Without the pictures, repeat the listing character for character.

▬▬▬

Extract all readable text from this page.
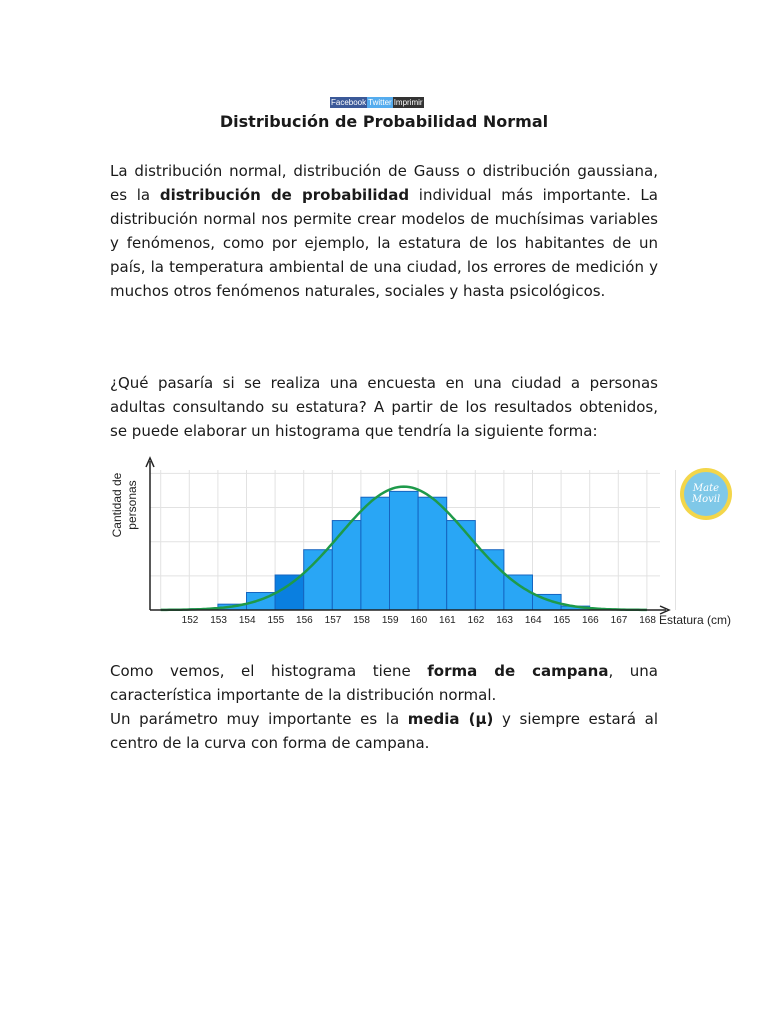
Facebook Twitter Imprimir
Distribución de Probabilidad Normal

La distribución normal, distribución de Gauss o distribución gaussiana, es la distribución de probabilidad individual más importante. La distribución normal nos permite crear modelos de muchísimas variables y fenómenos, como por ejemplo, la estatura de los habitantes de un país, la temperatura ambiental de una ciudad, los errores de medición y muchos otros fenómenos naturales, sociales y hasta psicológicos.

¿Qué pasaría si se realiza una encuesta en una ciudad a personas adultas consultando su estatura? A partir de los resultados obtenidos, se puede elaborar un histograma que tendría la siguiente forma:

152 153 154 155 156 157 158 159 160 161 162 163 164 165 166 167 168 Estatura (cm)
Cantidad depersonas	Mate
Movil

Como vemos, el histograma tiene forma de campana, una característica importante de la distribución normal.

Un parámetro muy importante es la media (µ) y siempre estará al centro de la curva con forma de campana.
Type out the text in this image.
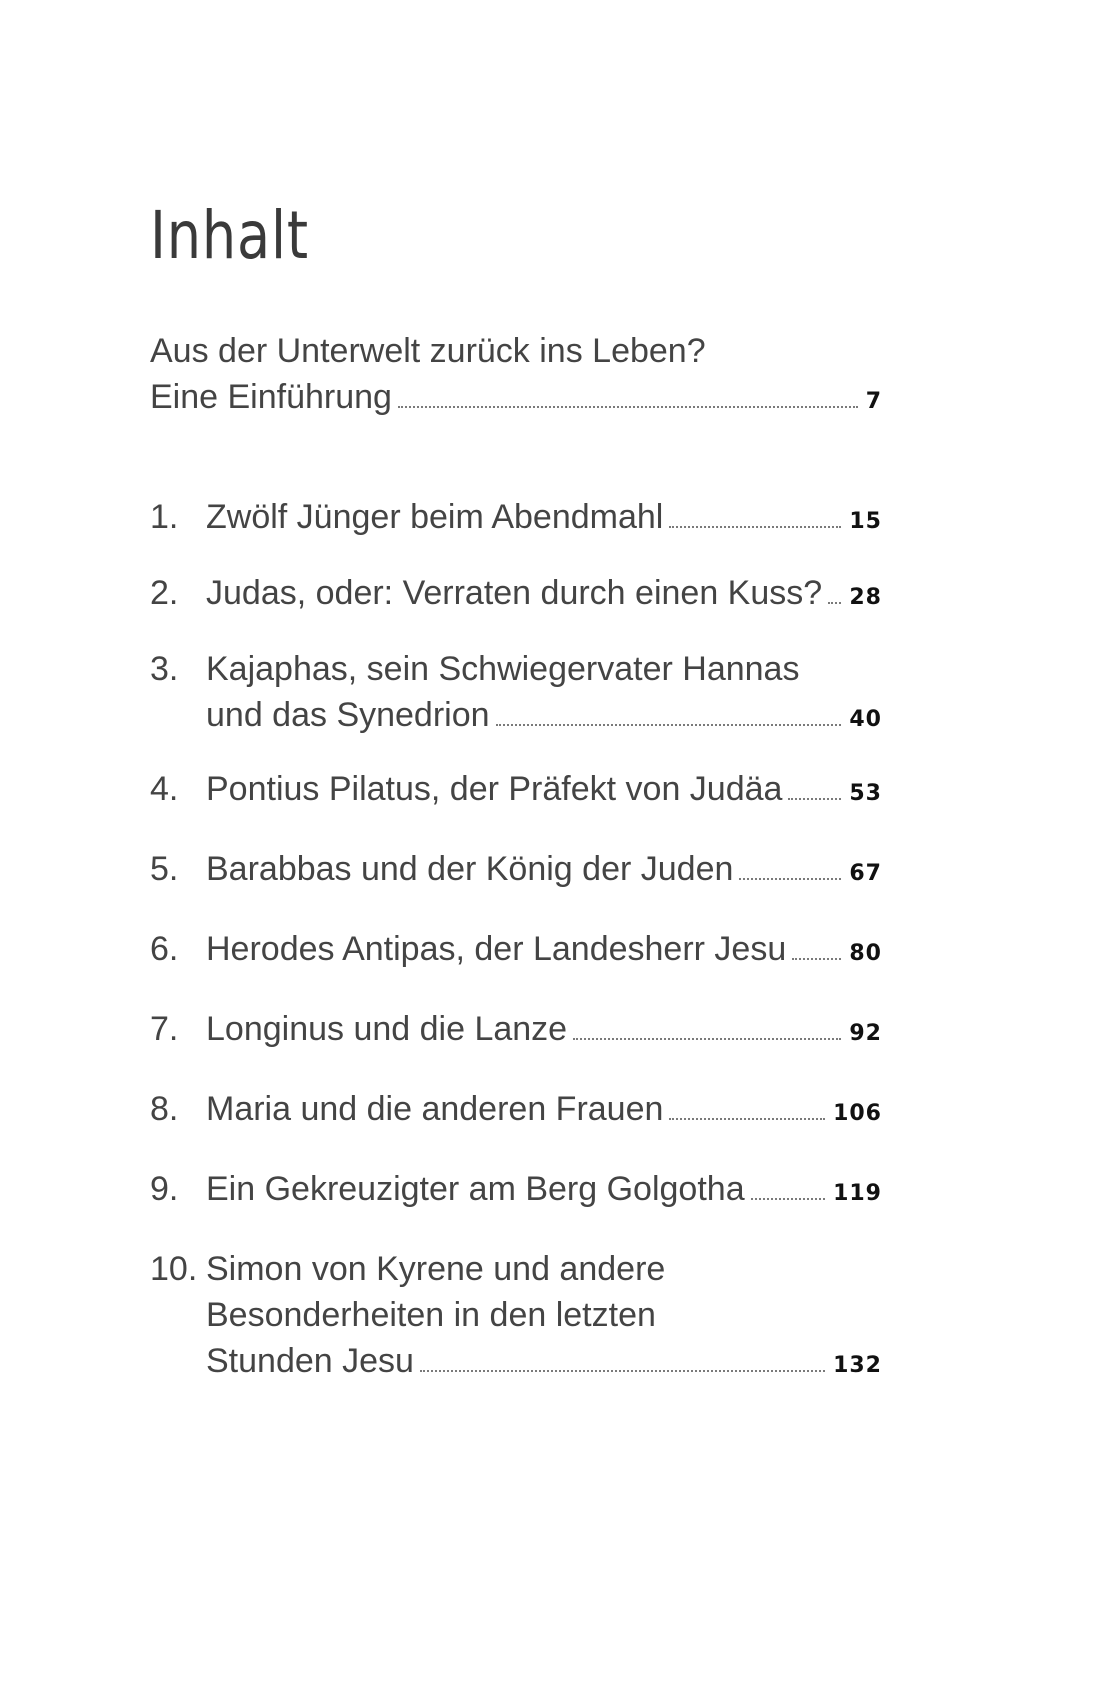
Inhalt
Aus der Unterwelt zurück ins Leben?
Eine Einführung	7
1. Zwölf Jünger beim Abendmahl	15
2. Judas, oder: Verraten durch einen Kuss? 28
3. Kajaphas, sein Schwiegervater Hannas
und das Synedrion	40
4. Pontius Pilatus, der Präfekt von Judäa	53
5. Barabbas und der König der Juden	67
6. Herodes Antipas, der Landesherr Jesu	80
7. Longinus und die Lanze	92
8. Maria und die anderen Frauen	106
9. Ein Gekreuzigter am Berg Golgotha	119
10. Simon von Kyrene und andere
Besonderheiten in den letzten
Stunden Jesu	132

▬▬▬

# Task solution
Extract all readable text from this page.
Facebook Twitter Imprimir
Distribución de Probabilidad Normal

La distribución normal, distribución de Gauss o distribución gaussiana, es la distribución de probabilidad individual más importante. La distribución normal nos permite crear modelos de muchísimas variables y fenómenos, como por ejemplo, la estatura de los habitantes de un país, la temperatura ambiental de una ciudad, los errores de medición y muchos otros fenómenos naturales, sociales y hasta psicológicos.

¿Qué pasaría si se realiza una encuesta en una ciudad a personas adultas consultando su estatura? A partir de los resultados obtenidos, se puede elaborar un histograma que tendría la siguiente forma:

152 153 154 155 156 157 158 159 160 161 162 163 164 165 166 167 168 Estatura (cm)
Cantidad depersonas	Mate
Movil

Como vemos, el histograma tiene forma de campana, una característica importante de la distribución normal.

Un parámetro muy importante es la media (µ) y siempre estará al centro de la curva con forma de campana.
Type out the text in this image.
Inhalt
Aus der Unterwelt zurück ins Leben?
Eine Einführung	7
1. Zwölf Jünger beim Abendmahl	15
2. Judas, oder: Verraten durch einen Kuss? 28
3. Kajaphas, sein Schwiegervater Hannas
und das Synedrion	40
4. Pontius Pilatus, der Präfekt von Judäa	53
5. Barabbas und der König der Juden	67
6. Herodes Antipas, der Landesherr Jesu	80
7. Longinus und die Lanze	92
8. Maria und die anderen Frauen	106
9. Ein Gekreuzigter am Berg Golgotha	119
10. Simon von Kyrene und andere
Besonderheiten in den letzten
Stunden Jesu	132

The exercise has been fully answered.